▸ **Text**:
----
Equivalent diameter D_eq has traditionally been used for raindrop collection of cloud drops, drizzle drops, other raindrops, and other particles in cloud models. Using D_eq is reasonable for D_ob ≤ 1 mm (PP71) because drops these sizes naturally assume spherical shapes while falling, owing to surface tension. Using D_eq for 1 ≤ D_ob ≤ 4 mm may be slightly less acceptable because, although such particles are nearly spherical in the time mean owing to oscillations (Andsager et al. 1999), in situ snapshots from video show highly distorted drops in this size range (Bringi and Chandrasekar 2000).

As D_eq increases from 4 mm, the raindrops are continuously more oblate-like in shape, with aspect ratios approaching 0.6–0.5 as drops approach 8 mm, or slightly more, in diameter. This shape distortion should unambiguously increase the geometric sweep-out area (Fig. 1) and decrease terminal fall velocity (Gunn and Kinzer 1949; Beard and Pruppacher 1969; PP71) relative to an equivalent spherical raindrop. It is admitted that oblate-like shape distortions could be limited there because raindrops become less frequent at larger sizes because of breakup owing to both drop collisions (D_eq ≥ 4 mm) and hydrodynamic instability (roughly D_eq ≥ 8–8.5 mm). A fairly complete discussion of potential maximum sizes is discussed in PP71 and Pruppacher and Klett (1997). However, despite these breakup mechanisms that might keep raindrops small and reduce oblateness, there are excellent in situ observations by Rauber et al. (1991) from shallow Hawaiian clouds that show that a large number of oblate-like raindrops (3 ≤ D_eq ≤ 8 mm) can occur, albeit rarely, in at least some cases. Moreover melting hail may become largely liquid with a small ice core and be very oblate in shape (Bringi and Chandrasekar 2000). Therefore, raindrop oblate-like shape distortions may be an important characteristic to parameterize in high-resolution cloud models with complex (bulk parameterized or bin) microphysics. They may also be important in larger-scale models with detailed microphysical parameterizations, especially if a fallout equation is used and more accurate vertical flux is required.

In section 2 the analysis method and derivations of four different continuous-collection growth equations are presented. Then, inclusion of drop distortion into the evaporation equation is described. Section 3 presents numerical results and a discussion of idealized computations of the equations presented in the section 2. In section 4 the results of the paper are summarized.
----
▸ **Raw data**:
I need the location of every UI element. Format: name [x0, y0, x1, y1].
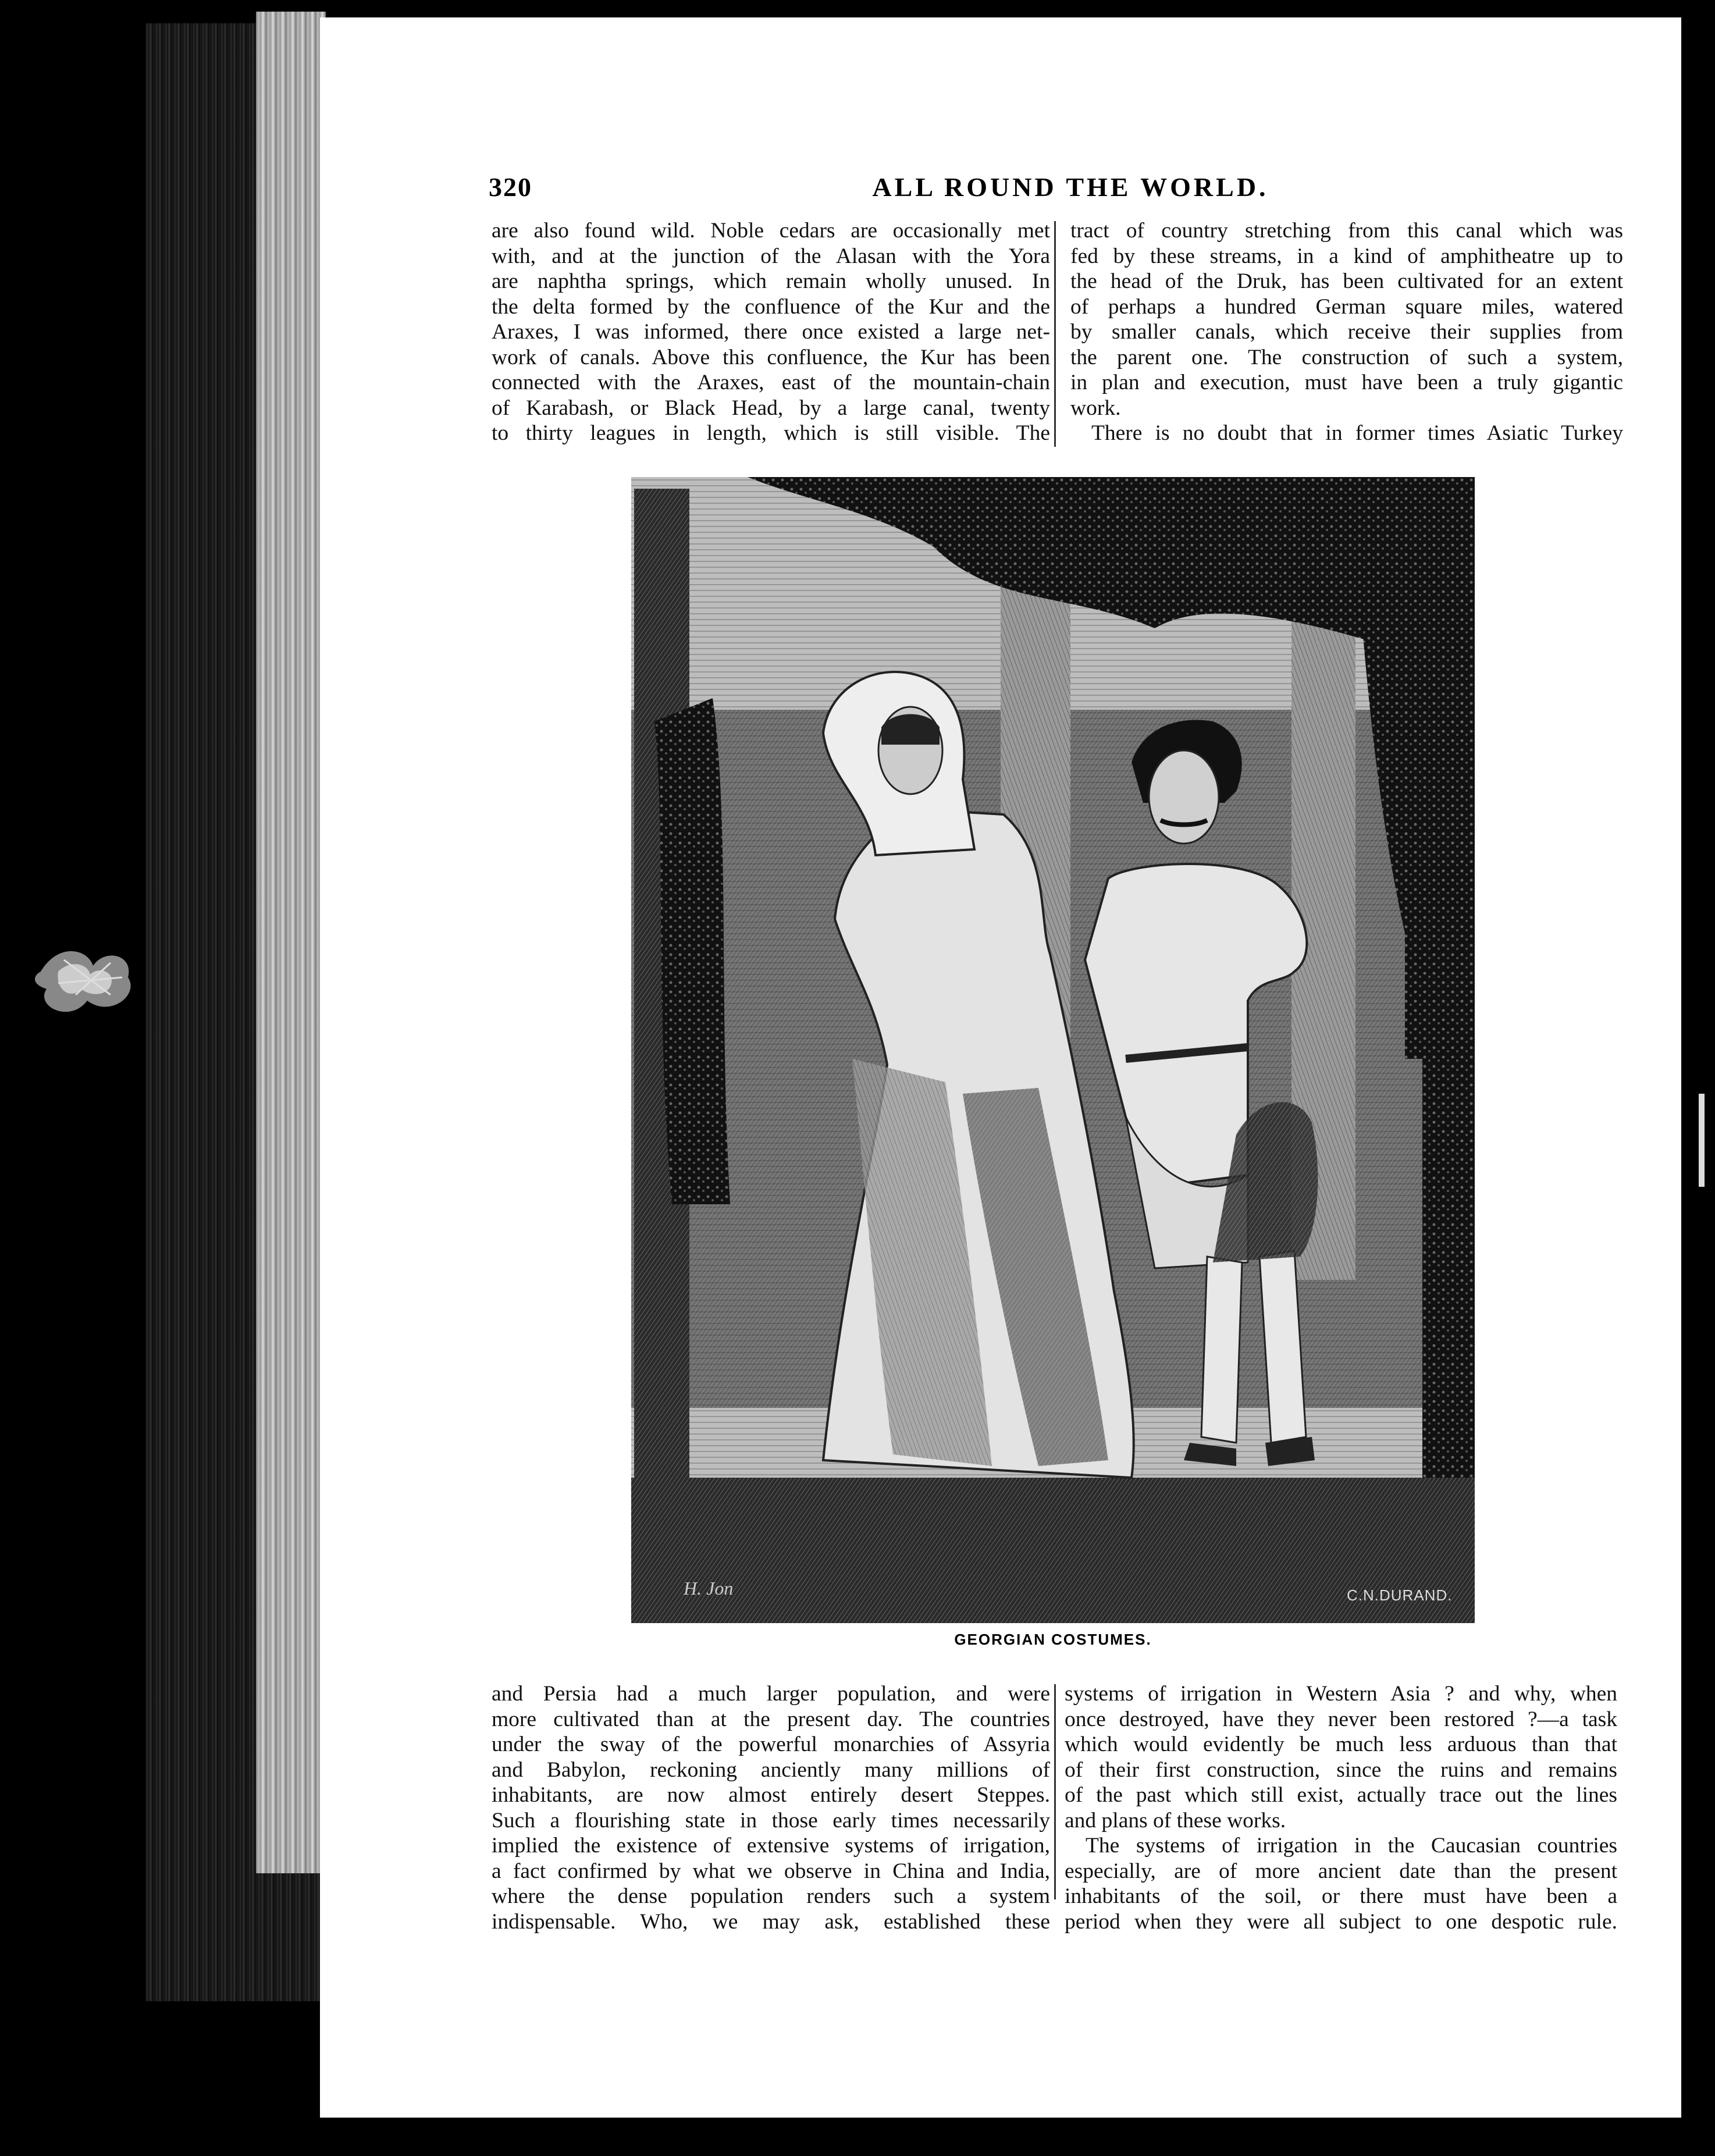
----
▸ **Required work**:
- 1) In the raindrop text, what aspect ratios do raindrops approach as they near 8 mm in diameter?
- 2) From the raindrop text, extract the passage from "In section 2" to "paper are summarized." word for word.

▸ **Per-task outputs**:
- 1) They approach aspect ratios of 0.6–0.5.

- 2)
In section 2 the analysis method and derivations of four different continuous-collection growth equations are presented. Then, inclusion of drop distortion into the evaporation equation is described. Section 3 presents numerical results and a discussion of idealized computations of the equations presented in the section 2. In section 4 the results of the paper are summarized.